◆ STATED GOAL: Find each line in the items below that contains the string "this" and copy those lines.

◆ DATA SECTION:
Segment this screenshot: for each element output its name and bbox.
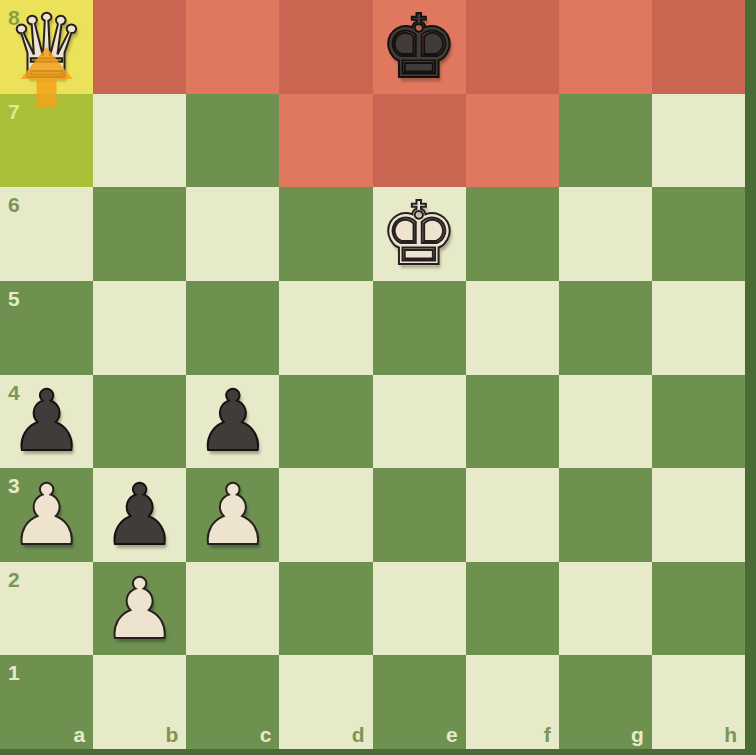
square-f3[interactable]: [466, 468, 559, 562]
square-c7[interactable]: [186, 94, 279, 188]
square-g1[interactable]: g: [559, 655, 652, 749]
square-g4[interactable]: [559, 375, 652, 469]
chess-board: 8♛♚76♚54♟♟3♟♟♟2♟1abcdefgh: [0, 0, 745, 749]
square-e7[interactable]: [373, 94, 466, 188]
square-a4[interactable]: 4♟: [0, 375, 93, 469]
square-b3[interactable]: ♟: [93, 468, 186, 562]
square-a6[interactable]: 6: [0, 187, 93, 281]
square-b8[interactable]: [93, 0, 186, 94]
square-h8[interactable]: [652, 0, 745, 94]
square-b4[interactable]: [93, 375, 186, 469]
square-e5[interactable]: [373, 281, 466, 375]
square-d1[interactable]: d: [279, 655, 372, 749]
square-c1[interactable]: c: [186, 655, 279, 749]
square-f8[interactable]: [466, 0, 559, 94]
square-c3[interactable]: ♟: [186, 468, 279, 562]
square-c8[interactable]: [186, 0, 279, 94]
square-a7[interactable]: 7: [0, 94, 93, 188]
square-e2[interactable]: [373, 562, 466, 656]
piece-black-king-e8[interactable]: ♚: [373, 0, 466, 94]
square-b2[interactable]: ♟: [93, 562, 186, 656]
square-d4[interactable]: [279, 375, 372, 469]
file-label-d: d: [352, 724, 365, 745]
square-g7[interactable]: [559, 94, 652, 188]
square-h2[interactable]: [652, 562, 745, 656]
piece-black-pawn-b3[interactable]: ♟: [93, 468, 186, 562]
piece-black-pawn-a4[interactable]: ♟: [0, 375, 93, 469]
square-h5[interactable]: [652, 281, 745, 375]
square-e6[interactable]: ♚: [373, 187, 466, 281]
square-h1[interactable]: h: [652, 655, 745, 749]
square-d8[interactable]: [279, 0, 372, 94]
square-b7[interactable]: [93, 94, 186, 188]
square-f6[interactable]: [466, 187, 559, 281]
square-a1[interactable]: 1a: [0, 655, 93, 749]
square-c2[interactable]: [186, 562, 279, 656]
square-g6[interactable]: [559, 187, 652, 281]
square-d2[interactable]: [279, 562, 372, 656]
file-label-f: f: [544, 724, 551, 745]
square-a3[interactable]: 3♟: [0, 468, 93, 562]
file-label-b: b: [165, 724, 178, 745]
square-e8[interactable]: ♚: [373, 0, 466, 94]
square-f1[interactable]: f: [466, 655, 559, 749]
square-c6[interactable]: [186, 187, 279, 281]
file-label-e: e: [446, 724, 458, 745]
square-g2[interactable]: [559, 562, 652, 656]
square-f4[interactable]: [466, 375, 559, 469]
rank-label-2: 2: [8, 569, 20, 590]
square-f5[interactable]: [466, 281, 559, 375]
piece-black-pawn-c4[interactable]: ♟: [186, 375, 279, 469]
square-d7[interactable]: [279, 94, 372, 188]
rank-label-7: 7: [8, 101, 20, 122]
square-d3[interactable]: [279, 468, 372, 562]
square-a5[interactable]: 5: [0, 281, 93, 375]
chess-app-stage: 8♛♚76♚54♟♟3♟♟♟2♟1abcdefgh: [0, 0, 756, 755]
square-h7[interactable]: [652, 94, 745, 188]
square-b1[interactable]: b: [93, 655, 186, 749]
square-d6[interactable]: [279, 187, 372, 281]
square-c4[interactable]: ♟: [186, 375, 279, 469]
rank-label-1: 1: [8, 662, 20, 683]
piece-white-pawn-a3[interactable]: ♟: [0, 468, 93, 562]
square-h6[interactable]: [652, 187, 745, 281]
square-h4[interactable]: [652, 375, 745, 469]
square-c5[interactable]: [186, 281, 279, 375]
square-b5[interactable]: [93, 281, 186, 375]
rank-label-5: 5: [8, 288, 20, 309]
piece-white-pawn-c3[interactable]: ♟: [186, 468, 279, 562]
square-b6[interactable]: [93, 187, 186, 281]
square-g3[interactable]: [559, 468, 652, 562]
square-a8[interactable]: 8♛: [0, 0, 93, 94]
square-f2[interactable]: [466, 562, 559, 656]
file-label-c: c: [260, 724, 272, 745]
square-a2[interactable]: 2: [0, 562, 93, 656]
square-e4[interactable]: [373, 375, 466, 469]
file-label-a: a: [73, 724, 85, 745]
piece-white-pawn-b2[interactable]: ♟: [93, 562, 186, 656]
square-f7[interactable]: [466, 94, 559, 188]
rank-label-6: 6: [8, 194, 20, 215]
square-g5[interactable]: [559, 281, 652, 375]
square-e3[interactable]: [373, 468, 466, 562]
file-label-h: h: [724, 724, 737, 745]
file-label-g: g: [631, 724, 644, 745]
square-d5[interactable]: [279, 281, 372, 375]
piece-white-queen-a8[interactable]: ♛: [0, 0, 93, 94]
square-g8[interactable]: [559, 0, 652, 94]
square-e1[interactable]: e: [373, 655, 466, 749]
square-h3[interactable]: [652, 468, 745, 562]
piece-white-king-e6[interactable]: ♚: [373, 187, 466, 281]
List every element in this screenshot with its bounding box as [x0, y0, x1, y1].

◆ SOLUTION TO THE PROBLEM:
Segment this screenshot: for each element output its name and bbox.
List every element in this screenshot with its bounding box as [x0, y0, x1, y1].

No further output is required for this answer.